## PROBLEM DETAILS
Extract each line of the data below exactly as written.

## GIVEN ENTRIES
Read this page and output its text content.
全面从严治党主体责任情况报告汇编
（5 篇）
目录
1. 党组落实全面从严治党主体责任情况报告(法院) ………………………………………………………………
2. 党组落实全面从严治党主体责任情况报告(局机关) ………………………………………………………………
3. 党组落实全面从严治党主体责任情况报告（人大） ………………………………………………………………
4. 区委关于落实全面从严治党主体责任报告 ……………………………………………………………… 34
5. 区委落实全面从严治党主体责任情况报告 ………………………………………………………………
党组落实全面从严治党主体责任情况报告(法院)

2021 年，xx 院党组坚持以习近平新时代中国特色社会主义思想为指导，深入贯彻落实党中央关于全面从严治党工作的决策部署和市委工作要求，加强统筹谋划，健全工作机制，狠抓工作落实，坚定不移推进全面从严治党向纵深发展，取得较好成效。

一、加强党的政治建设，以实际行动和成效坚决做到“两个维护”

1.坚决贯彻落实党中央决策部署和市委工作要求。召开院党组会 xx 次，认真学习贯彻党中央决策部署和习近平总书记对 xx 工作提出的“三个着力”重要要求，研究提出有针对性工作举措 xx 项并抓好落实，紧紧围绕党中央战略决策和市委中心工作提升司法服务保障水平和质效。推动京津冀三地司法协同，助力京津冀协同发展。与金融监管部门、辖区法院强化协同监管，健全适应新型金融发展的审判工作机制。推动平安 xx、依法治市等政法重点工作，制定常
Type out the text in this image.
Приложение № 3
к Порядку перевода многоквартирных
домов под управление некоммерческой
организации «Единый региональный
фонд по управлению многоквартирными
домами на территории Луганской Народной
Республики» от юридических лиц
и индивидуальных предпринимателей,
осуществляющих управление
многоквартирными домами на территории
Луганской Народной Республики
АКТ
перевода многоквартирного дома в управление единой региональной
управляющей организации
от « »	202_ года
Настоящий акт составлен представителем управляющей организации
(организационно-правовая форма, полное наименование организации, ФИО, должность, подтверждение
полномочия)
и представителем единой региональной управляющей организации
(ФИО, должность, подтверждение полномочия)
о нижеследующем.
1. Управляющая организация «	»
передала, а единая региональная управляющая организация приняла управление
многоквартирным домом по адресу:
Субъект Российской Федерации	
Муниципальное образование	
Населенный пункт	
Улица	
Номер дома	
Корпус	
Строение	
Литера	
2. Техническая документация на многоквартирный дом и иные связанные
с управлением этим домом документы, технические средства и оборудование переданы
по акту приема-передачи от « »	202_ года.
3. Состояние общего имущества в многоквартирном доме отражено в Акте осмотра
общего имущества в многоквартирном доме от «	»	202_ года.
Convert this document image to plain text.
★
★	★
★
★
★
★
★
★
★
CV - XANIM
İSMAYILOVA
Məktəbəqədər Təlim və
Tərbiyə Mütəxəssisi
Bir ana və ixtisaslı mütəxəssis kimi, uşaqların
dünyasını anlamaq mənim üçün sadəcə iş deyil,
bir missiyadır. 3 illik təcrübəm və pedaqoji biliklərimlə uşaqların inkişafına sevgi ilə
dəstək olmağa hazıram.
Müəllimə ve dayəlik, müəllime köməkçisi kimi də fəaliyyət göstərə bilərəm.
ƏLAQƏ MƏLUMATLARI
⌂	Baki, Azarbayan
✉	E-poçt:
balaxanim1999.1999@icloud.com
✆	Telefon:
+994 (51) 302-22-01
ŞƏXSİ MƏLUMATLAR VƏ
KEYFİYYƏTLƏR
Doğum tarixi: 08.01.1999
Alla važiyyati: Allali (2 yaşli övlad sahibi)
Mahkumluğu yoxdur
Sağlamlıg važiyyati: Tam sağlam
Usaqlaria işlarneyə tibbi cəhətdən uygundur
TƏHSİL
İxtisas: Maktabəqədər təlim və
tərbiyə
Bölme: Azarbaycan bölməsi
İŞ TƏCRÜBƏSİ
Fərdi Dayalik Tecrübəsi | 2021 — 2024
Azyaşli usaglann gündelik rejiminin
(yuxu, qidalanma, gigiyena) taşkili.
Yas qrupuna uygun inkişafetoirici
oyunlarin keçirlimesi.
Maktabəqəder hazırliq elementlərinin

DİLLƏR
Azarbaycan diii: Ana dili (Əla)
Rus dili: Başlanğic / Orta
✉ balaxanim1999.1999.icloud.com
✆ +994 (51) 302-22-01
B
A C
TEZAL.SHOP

## RESPONSE TO THE EXERCISE
Read this page and output its text content.
全面从严治党主体责任情况报告汇编
（5 篇）
目录
1. 党组落实全面从严治党主体责任情况报告(法院) ………………………………………………………………
2. 党组落实全面从严治党主体责任情况报告(局机关) ………………………………………………………………
3. 党组落实全面从严治党主体责任情况报告（人大） ………………………………………………………………
4. 区委关于落实全面从严治党主体责任报告 ……………………………………………………………… 34
5. 区委落实全面从严治党主体责任情况报告 ………………………………………………………………
党组落实全面从严治党主体责任情况报告(法院)

2021 年，xx 院党组坚持以习近平新时代中国特色社会主义思想为指导，深入贯彻落实党中央关于全面从严治党工作的决策部署和市委工作要求，加强统筹谋划，健全工作机制，狠抓工作落实，坚定不移推进全面从严治党向纵深发展，取得较好成效。

一、加强党的政治建设，以实际行动和成效坚决做到“两个维护”

1.坚决贯彻落实党中央决策部署和市委工作要求。召开院党组会 xx 次，认真学习贯彻党中央决策部署和习近平总书记对 xx 工作提出的“三个着力”重要要求，研究提出有针对性工作举措 xx 项并抓好落实，紧紧围绕党中央战略决策和市委中心工作提升司法服务保障水平和质效。推动京津冀三地司法协同，助力京津冀协同发展。与金融监管部门、辖区法院强化协同监管，健全适应新型金融发展的审判工作机制。推动平安 xx、依法治市等政法重点工作，制定常
Type out the text in this image.
Приложение № 3
к Порядку перевода многоквартирных
домов под управление некоммерческой
организации «Единый региональный
фонд по управлению многоквартирными
домами на территории Луганской Народной
Республики» от юридических лиц
и индивидуальных предпринимателей,
осуществляющих управление
многоквартирными домами на территории
Луганской Народной Республики
АКТ
перевода многоквартирного дома в управление единой региональной
управляющей организации
от « »	202_ года
Настоящий акт составлен представителем управляющей организации
(организационно-правовая форма, полное наименование организации, ФИО, должность, подтверждение
полномочия)
и представителем единой региональной управляющей организации
(ФИО, должность, подтверждение полномочия)
о нижеследующем.
1. Управляющая организация «	»
передала, а единая региональная управляющая организация приняла управление
многоквартирным домом по адресу:
Субъект Российской Федерации	
Муниципальное образование	
Населенный пункт	
Улица	
Номер дома	
Корпус	
Строение	
Литера	
2. Техническая документация на многоквартирный дом и иные связанные
с управлением этим домом документы, технические средства и оборудование переданы
по акту приема-передачи от « »	202_ года.
3. Состояние общего имущества в многоквартирном доме отражено в Акте осмотра
общего имущества в многоквартирном доме от «	»	202_ года.
Convert this document image to plain text.
★
★	★
★
★
★
★
★
★
★
CV - XANIM
İSMAYILOVA
Məktəbəqədər Təlim və
Tərbiyə Mütəxəssisi
Bir ana və ixtisaslı mütəxəssis kimi, uşaqların
dünyasını anlamaq mənim üçün sadəcə iş deyil,
bir missiyadır. 3 illik təcrübəm və pedaqoji biliklərimlə uşaqların inkişafına sevgi ilə
dəstək olmağa hazıram.
Müəllimə ve dayəlik, müəllime köməkçisi kimi də fəaliyyət göstərə bilərəm.
ƏLAQƏ MƏLUMATLARI
⌂	Baki, Azarbayan
✉	E-poçt:
balaxanim1999.1999@icloud.com
✆	Telefon:
+994 (51) 302-22-01
ŞƏXSİ MƏLUMATLAR VƏ
KEYFİYYƏTLƏR
Doğum tarixi: 08.01.1999
Alla važiyyati: Allali (2 yaşli övlad sahibi)
Mahkumluğu yoxdur
Sağlamlıg važiyyati: Tam sağlam
Usaqlaria işlarneyə tibbi cəhətdən uygundur
TƏHSİL
İxtisas: Maktabəqədər təlim və
tərbiyə
Bölme: Azarbaycan bölməsi
İŞ TƏCRÜBƏSİ
Fərdi Dayalik Tecrübəsi | 2021 — 2024
Azyaşli usaglann gündelik rejiminin
(yuxu, qidalanma, gigiyena) taşkili.
Yas qrupuna uygun inkişafetoirici
oyunlarin keçirlimesi.
Maktabəqəder hazırliq elementlərinin

DİLLƏR
Azarbaycan diii: Ana dili (Əla)
Rus dili: Başlanğic / Orta
✉ balaxanim1999.1999.icloud.com
✆ +994 (51) 302-22-01
B
A C
TEZAL.SHOP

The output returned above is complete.